WRITTEN TASK: Go through the entries below and pick out every line with "REGULAR".

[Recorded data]
---

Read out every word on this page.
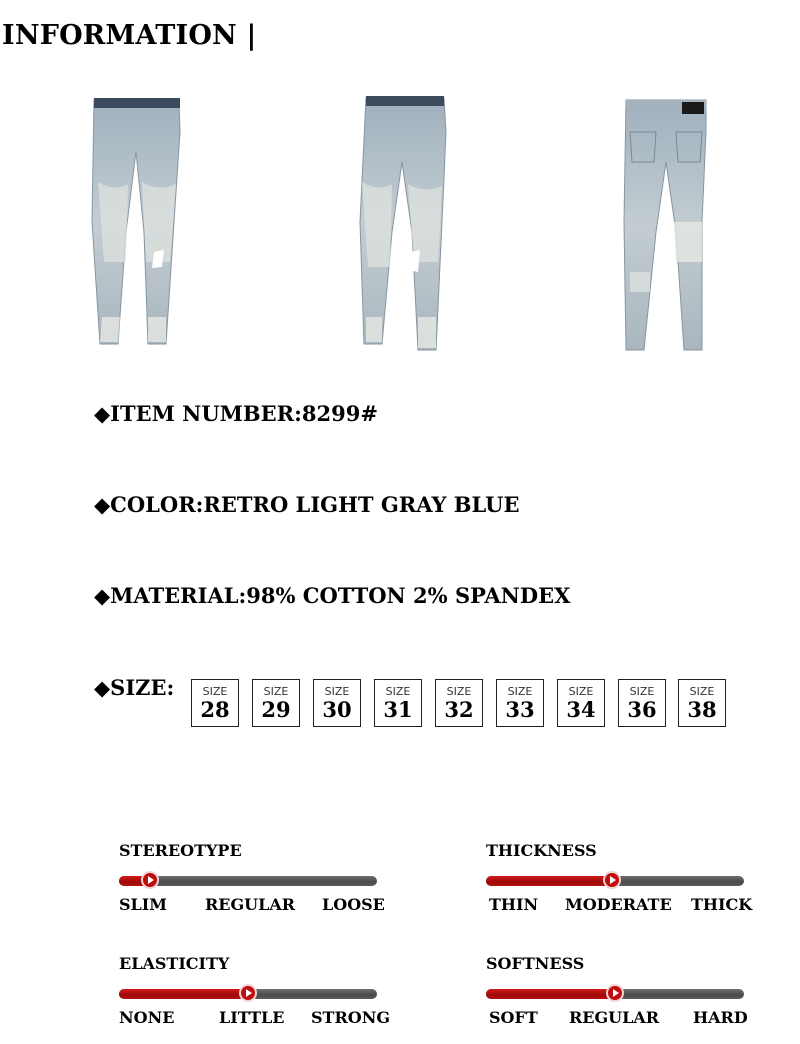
INFORMATION |
◆ITEM NUMBER:8299#
◆COLOR:RETRO LIGHT GRAY BLUE
◆MATERIAL:98% COTTON 2% SPANDEX
◆SIZE:	SIZE
28
SIZE
29
SIZE
30
SIZE
31
SIZE
32
SIZE
33
SIZE
34
SIZE
36
SIZE
38
STEREOTYPE
SLIM REGULAR LOOSE
THICKNESS
THIN MODERATE THICK
ELASTICITY
NONE	LITTLE STRONG
SOFTNESS
SOFT REGULAR HARD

---

WRITTEN SOLUTION:
SLIM REGULAR LOOSE
SOFT REGULAR HARD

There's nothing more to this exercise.